**SELECTED PASSAGE**
•••••

Credit: Credit: NASA JPL/Heidar Thrastarson

An infrared look by NASA's Aqua satellite revealed where the strongest storms were located within the Southern Pacific Ocean's Tropical Cyclone Oma.

On Feb. 20 at 9:53 p.m. EDT (0253 UTC on Feb. 21) the Atmospheric Infrared Sounder or AIRS instrument aboard NASA's Aqua satellite analyzed cloud top temperatures of Tropical Cyclone Oma in infrared light. AIRS found cloud top temperatures of strongest thunderstorms as cold as or colder than minus 63 degrees Fahrenheit (minus 53 degrees Celsius) circling the center. Cloud top temperatures that cold indicate strong storms that have the capability to create heavy rain. Cloud top temperatures over the bands of thunderstorms feeding into the low-level center have warmed. That's indicative of a weakening storm. The higher in the atmosphere, the colder the cloud top. When cloud tops warm, it means the uplift of air that pushes them, has weakened.

•••••

[Element location listings]
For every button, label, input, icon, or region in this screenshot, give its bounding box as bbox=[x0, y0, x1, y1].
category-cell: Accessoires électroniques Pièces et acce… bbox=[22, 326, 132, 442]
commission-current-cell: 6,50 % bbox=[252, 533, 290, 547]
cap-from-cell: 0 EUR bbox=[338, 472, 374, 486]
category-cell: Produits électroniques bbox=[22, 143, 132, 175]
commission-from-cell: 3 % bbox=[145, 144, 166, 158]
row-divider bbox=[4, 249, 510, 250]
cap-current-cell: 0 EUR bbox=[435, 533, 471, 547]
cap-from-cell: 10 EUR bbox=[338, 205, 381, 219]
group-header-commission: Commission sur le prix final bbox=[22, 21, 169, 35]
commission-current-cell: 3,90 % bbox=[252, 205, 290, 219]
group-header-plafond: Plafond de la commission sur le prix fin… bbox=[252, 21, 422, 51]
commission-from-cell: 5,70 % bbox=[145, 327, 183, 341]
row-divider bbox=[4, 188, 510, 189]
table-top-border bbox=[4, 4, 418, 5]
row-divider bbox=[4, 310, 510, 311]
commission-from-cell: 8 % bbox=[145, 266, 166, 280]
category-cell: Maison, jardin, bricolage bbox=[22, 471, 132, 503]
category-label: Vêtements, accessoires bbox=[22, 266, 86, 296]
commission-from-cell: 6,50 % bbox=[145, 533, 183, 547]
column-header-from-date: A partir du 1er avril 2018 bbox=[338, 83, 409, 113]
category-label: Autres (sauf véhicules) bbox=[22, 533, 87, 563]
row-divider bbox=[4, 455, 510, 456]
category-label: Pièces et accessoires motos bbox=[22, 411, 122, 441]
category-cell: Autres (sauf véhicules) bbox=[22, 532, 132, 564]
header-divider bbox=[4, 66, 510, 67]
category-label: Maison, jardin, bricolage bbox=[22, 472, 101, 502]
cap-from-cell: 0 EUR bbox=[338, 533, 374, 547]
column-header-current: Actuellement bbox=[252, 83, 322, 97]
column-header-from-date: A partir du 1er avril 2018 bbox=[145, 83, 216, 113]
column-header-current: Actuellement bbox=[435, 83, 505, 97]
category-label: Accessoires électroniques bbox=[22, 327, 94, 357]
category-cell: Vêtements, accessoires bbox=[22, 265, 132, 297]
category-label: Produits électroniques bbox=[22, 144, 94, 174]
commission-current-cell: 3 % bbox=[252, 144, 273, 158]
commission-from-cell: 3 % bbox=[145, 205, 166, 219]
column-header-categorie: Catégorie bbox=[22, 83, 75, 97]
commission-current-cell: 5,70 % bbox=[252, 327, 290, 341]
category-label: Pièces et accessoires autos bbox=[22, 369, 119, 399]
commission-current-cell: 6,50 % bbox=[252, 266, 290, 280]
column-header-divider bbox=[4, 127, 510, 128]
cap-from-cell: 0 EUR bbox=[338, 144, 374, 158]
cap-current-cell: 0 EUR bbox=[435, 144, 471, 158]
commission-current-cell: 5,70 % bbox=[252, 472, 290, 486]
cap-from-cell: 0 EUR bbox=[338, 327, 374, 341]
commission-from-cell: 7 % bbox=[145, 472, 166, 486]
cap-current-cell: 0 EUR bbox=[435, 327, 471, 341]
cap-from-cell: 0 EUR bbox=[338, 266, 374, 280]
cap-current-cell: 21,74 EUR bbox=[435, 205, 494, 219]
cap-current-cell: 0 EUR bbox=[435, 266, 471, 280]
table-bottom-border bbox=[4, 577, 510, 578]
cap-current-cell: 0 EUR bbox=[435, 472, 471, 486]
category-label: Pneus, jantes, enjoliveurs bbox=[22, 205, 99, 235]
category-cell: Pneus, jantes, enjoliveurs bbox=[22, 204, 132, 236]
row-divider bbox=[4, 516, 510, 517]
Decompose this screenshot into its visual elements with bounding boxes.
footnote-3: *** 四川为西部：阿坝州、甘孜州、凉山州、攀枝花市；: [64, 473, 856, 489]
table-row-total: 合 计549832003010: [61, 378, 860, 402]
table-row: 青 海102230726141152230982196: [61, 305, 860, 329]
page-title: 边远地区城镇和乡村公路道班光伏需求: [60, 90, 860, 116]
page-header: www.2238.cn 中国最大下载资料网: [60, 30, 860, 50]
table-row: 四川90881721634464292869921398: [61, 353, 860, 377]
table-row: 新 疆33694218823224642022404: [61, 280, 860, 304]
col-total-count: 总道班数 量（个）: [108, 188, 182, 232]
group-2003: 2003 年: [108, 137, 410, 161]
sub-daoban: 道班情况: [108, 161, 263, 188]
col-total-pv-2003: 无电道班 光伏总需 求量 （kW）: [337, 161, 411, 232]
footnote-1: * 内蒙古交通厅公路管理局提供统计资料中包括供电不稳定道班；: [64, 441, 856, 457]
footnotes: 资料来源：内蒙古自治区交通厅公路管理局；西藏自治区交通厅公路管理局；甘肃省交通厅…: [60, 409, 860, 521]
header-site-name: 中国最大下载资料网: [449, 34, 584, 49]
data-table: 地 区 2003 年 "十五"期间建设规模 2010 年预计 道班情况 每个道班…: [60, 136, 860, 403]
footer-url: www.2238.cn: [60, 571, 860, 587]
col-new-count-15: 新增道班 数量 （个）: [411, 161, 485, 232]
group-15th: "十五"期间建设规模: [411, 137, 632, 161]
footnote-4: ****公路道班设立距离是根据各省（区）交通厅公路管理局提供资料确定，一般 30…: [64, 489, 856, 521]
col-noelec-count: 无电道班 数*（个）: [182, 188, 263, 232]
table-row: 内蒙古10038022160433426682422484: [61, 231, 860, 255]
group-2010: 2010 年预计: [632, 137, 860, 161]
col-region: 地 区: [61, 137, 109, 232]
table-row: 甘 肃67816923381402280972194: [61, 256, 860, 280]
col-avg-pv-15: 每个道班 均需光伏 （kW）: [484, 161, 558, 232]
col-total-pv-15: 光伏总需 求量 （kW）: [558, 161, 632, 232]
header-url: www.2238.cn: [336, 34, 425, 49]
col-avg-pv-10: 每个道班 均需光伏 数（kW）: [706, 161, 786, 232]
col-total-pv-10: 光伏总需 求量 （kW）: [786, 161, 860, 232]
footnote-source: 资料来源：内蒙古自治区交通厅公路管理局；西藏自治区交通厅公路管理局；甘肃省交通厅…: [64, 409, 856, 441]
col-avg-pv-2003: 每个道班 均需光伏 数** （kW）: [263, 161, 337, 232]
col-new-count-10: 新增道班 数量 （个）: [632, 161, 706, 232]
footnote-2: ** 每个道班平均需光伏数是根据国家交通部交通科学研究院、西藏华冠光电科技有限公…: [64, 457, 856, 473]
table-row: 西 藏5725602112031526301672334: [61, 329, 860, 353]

•••••

**EXERCISE TASK**
In the passage on Tropical Cyclone Oma, condense the paragraph beginning "On Feb. 20 at 9:53 p.m. EDT" into a short bulleted list that keeps its main facts.

**RESULT BELOW**
- On Feb. 20 at 9:53 p.m. EDT (0253 UTC on Feb. 21), the AIRS instrument on NASA's Aqua satellite measured Tropical Cyclone Oma's cloud top temperatures in infrared light.
- The strongest thunderstorms circling the center had cloud tops as cold as or colder than minus 63°F (minus 53°C), a sign of strong storms able to produce heavy rain.
- Cloud tops over the thunderstorm bands feeding the low-level center had warmed, which indicates a weakening storm.
- Higher cloud tops are colder, and warming cloud tops mean the uplift of air pushing them has weakened.